PROBLEM TO WORK ON:
Count how many lines of the material hold "plain". Respond with that number alone.

MATERIALS PROVIDED:
# # # #

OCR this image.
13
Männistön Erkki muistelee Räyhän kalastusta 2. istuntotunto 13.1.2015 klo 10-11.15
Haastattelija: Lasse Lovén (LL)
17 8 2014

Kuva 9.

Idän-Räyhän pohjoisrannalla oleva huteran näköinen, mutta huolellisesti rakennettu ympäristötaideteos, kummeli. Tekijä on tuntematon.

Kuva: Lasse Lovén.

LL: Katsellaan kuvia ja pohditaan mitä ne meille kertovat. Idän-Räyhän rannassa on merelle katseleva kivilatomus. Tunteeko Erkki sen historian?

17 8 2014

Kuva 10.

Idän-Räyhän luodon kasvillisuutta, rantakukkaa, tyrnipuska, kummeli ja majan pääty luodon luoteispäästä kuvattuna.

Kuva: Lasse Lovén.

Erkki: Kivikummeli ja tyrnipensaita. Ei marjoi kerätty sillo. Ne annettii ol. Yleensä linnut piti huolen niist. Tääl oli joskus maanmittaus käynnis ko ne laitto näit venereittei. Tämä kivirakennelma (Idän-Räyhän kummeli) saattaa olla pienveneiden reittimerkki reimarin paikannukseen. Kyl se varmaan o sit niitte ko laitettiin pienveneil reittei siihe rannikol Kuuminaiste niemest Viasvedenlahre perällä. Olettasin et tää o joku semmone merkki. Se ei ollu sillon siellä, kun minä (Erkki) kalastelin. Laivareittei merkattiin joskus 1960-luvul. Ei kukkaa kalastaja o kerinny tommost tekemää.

# # # #

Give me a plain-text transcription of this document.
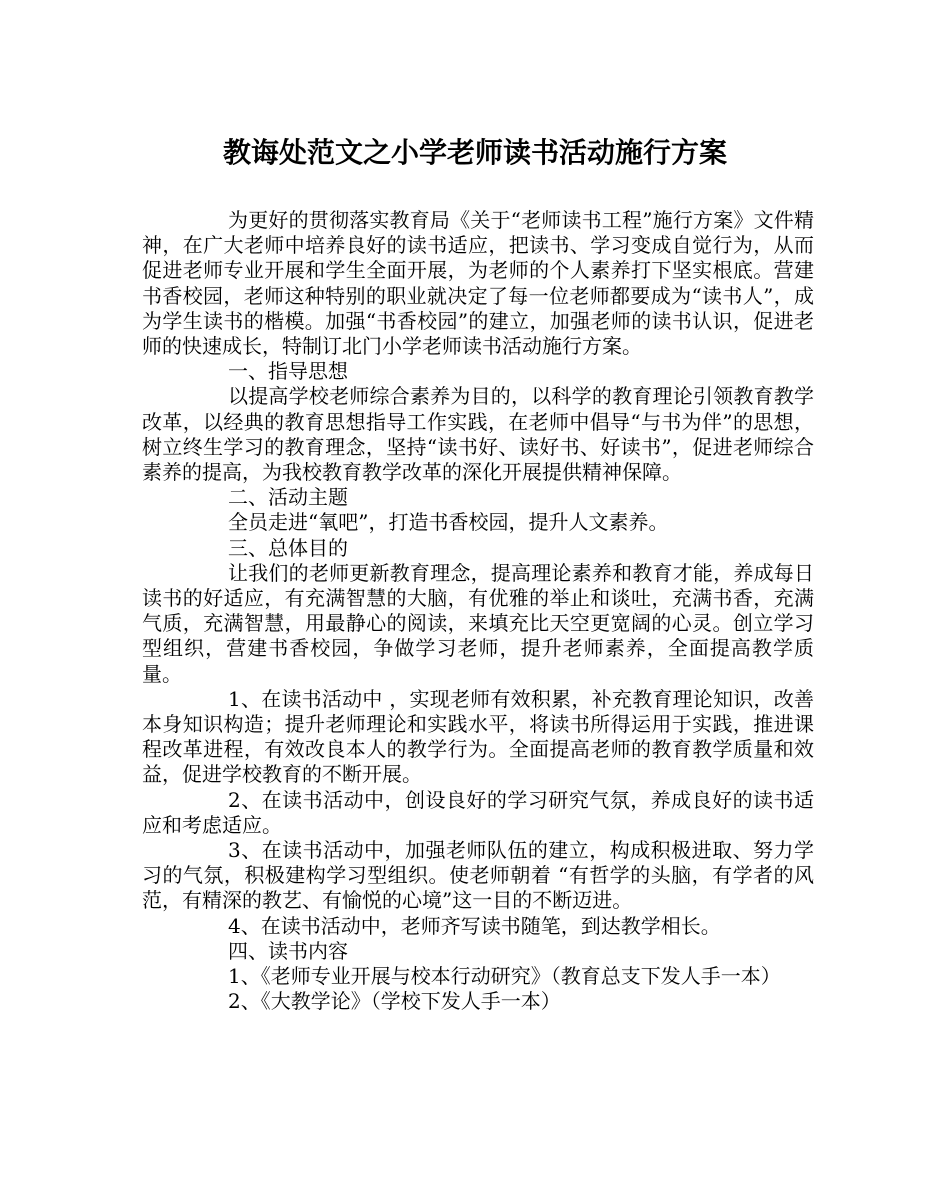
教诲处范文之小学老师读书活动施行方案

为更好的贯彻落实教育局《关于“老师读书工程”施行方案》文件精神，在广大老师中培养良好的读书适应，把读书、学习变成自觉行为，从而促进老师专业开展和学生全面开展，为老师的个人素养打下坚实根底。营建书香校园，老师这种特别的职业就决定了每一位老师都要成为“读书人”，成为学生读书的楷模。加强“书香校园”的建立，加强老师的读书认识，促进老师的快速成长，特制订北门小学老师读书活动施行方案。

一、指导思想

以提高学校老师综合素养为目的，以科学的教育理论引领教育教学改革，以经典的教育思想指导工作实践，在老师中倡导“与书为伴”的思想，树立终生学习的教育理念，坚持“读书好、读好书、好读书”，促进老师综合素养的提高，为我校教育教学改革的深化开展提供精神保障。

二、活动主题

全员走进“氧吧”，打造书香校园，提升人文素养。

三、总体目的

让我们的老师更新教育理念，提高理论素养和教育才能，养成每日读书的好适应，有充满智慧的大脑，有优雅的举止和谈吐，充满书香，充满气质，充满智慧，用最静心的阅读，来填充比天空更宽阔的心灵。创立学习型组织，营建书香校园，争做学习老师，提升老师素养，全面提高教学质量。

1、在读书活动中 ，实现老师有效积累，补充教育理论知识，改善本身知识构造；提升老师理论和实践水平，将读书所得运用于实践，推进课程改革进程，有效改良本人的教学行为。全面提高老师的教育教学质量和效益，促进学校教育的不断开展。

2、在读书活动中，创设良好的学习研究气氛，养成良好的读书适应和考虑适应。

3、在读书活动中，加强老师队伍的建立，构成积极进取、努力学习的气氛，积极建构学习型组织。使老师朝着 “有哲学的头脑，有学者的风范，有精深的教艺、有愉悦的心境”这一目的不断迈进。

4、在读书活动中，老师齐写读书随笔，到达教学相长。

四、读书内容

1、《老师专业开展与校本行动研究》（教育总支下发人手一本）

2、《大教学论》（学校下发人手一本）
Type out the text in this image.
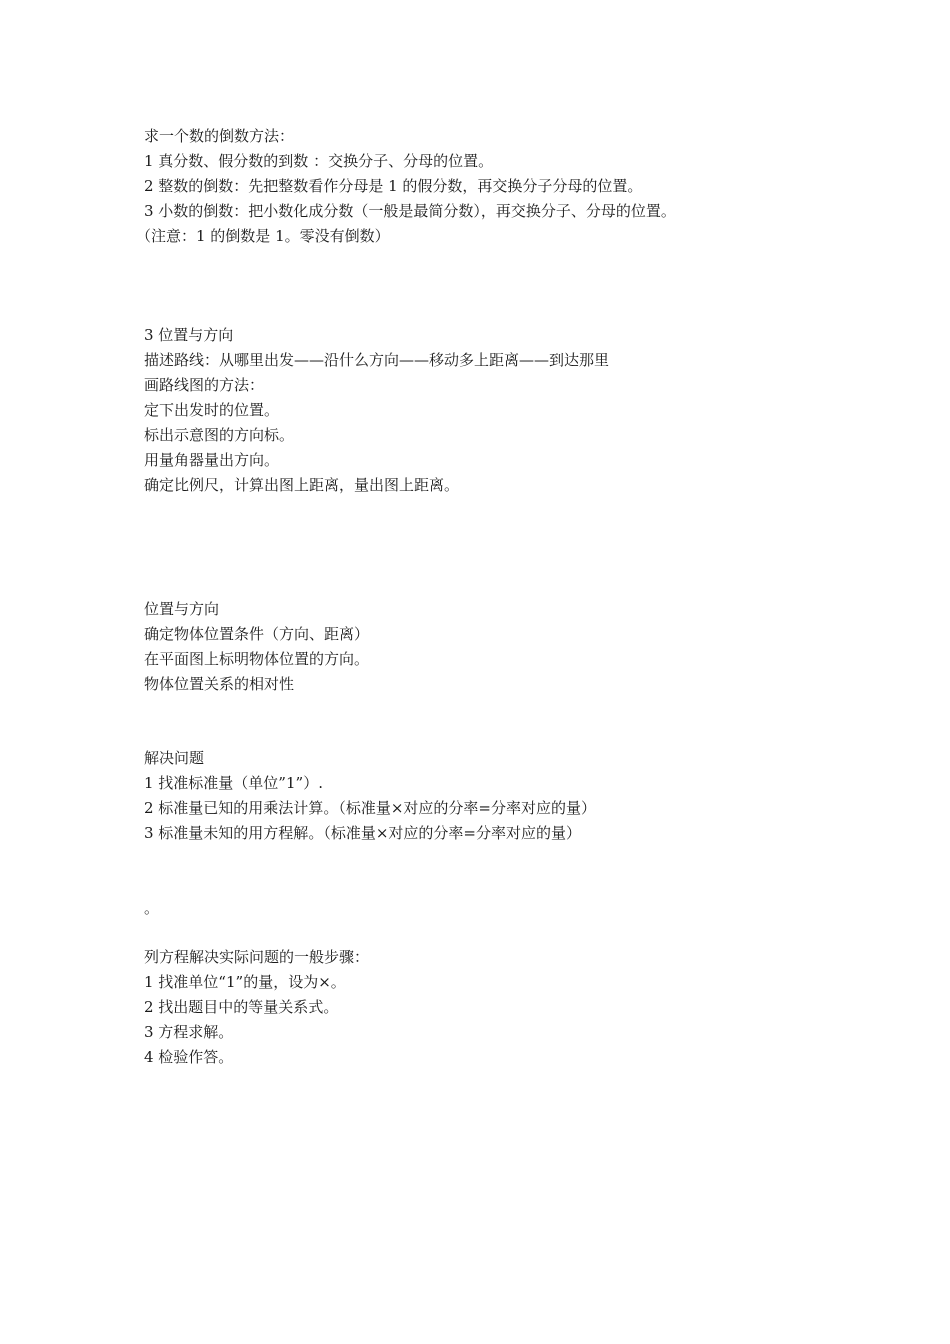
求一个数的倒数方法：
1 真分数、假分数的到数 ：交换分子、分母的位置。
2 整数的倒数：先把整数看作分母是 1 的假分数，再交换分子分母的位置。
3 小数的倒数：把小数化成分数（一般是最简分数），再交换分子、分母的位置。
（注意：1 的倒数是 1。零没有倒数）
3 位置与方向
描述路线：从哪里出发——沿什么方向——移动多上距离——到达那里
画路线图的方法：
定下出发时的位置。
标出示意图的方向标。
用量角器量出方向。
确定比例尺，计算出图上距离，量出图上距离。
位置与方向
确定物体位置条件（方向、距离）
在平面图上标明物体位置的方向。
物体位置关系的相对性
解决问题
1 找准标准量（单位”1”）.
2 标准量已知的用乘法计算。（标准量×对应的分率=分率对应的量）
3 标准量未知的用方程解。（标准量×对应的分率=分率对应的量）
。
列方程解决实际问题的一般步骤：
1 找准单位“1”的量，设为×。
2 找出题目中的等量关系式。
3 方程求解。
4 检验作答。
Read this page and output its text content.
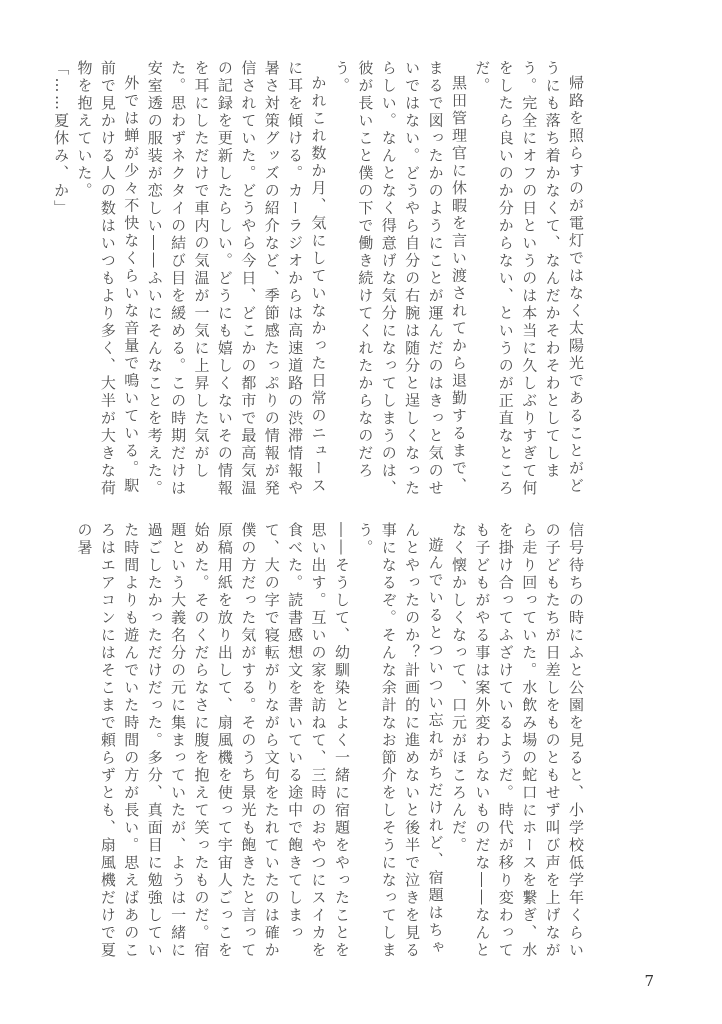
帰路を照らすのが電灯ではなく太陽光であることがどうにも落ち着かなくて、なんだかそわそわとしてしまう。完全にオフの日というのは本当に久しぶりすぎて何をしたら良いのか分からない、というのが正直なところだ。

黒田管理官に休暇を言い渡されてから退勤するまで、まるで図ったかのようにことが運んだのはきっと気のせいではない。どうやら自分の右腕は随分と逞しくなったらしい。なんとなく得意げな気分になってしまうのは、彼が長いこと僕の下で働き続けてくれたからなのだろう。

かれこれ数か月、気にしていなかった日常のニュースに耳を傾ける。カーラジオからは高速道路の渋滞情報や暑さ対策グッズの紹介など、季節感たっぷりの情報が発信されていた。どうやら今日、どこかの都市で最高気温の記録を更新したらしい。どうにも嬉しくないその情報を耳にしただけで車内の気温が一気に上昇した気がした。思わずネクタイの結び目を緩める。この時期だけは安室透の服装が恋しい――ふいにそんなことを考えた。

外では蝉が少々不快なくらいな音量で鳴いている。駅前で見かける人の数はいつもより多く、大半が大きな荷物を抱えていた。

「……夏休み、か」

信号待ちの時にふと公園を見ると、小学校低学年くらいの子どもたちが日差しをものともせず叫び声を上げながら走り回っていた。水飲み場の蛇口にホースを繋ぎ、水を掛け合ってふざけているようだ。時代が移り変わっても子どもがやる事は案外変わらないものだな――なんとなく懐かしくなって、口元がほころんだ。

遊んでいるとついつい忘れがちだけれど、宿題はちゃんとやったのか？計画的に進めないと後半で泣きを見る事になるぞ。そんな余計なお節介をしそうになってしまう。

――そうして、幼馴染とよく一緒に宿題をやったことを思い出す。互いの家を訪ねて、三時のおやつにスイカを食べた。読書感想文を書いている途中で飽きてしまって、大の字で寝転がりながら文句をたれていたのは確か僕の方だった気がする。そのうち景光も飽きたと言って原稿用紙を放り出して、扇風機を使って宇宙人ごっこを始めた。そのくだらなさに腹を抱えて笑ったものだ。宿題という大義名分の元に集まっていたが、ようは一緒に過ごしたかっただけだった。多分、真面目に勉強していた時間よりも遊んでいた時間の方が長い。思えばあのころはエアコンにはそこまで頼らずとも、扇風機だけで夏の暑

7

# # # #

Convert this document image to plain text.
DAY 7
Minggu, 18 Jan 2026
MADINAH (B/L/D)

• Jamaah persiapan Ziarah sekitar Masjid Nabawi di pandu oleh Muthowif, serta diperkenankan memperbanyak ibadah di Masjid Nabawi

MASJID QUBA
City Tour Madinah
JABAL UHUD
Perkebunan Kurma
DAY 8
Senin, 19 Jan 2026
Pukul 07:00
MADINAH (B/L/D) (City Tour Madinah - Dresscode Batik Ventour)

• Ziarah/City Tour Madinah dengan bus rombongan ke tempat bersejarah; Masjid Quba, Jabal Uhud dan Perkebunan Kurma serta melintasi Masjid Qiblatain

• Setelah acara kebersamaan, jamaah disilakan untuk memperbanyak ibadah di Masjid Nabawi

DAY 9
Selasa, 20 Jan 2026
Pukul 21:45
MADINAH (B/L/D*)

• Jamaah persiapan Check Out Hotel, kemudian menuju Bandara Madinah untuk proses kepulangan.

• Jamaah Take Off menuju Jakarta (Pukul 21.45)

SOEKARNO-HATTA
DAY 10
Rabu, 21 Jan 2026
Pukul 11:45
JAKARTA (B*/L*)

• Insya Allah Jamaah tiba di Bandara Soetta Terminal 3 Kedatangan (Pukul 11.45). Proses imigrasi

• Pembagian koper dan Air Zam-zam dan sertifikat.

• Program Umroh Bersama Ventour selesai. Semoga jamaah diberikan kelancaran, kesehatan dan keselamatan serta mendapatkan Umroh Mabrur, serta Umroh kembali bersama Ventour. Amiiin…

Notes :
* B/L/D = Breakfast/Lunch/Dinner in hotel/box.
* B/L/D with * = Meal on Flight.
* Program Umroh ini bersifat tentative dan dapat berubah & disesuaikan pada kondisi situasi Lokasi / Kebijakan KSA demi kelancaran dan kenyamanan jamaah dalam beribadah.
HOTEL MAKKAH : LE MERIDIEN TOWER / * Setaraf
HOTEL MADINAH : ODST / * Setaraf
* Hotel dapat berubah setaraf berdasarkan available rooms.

# # # #

ANSWER:
2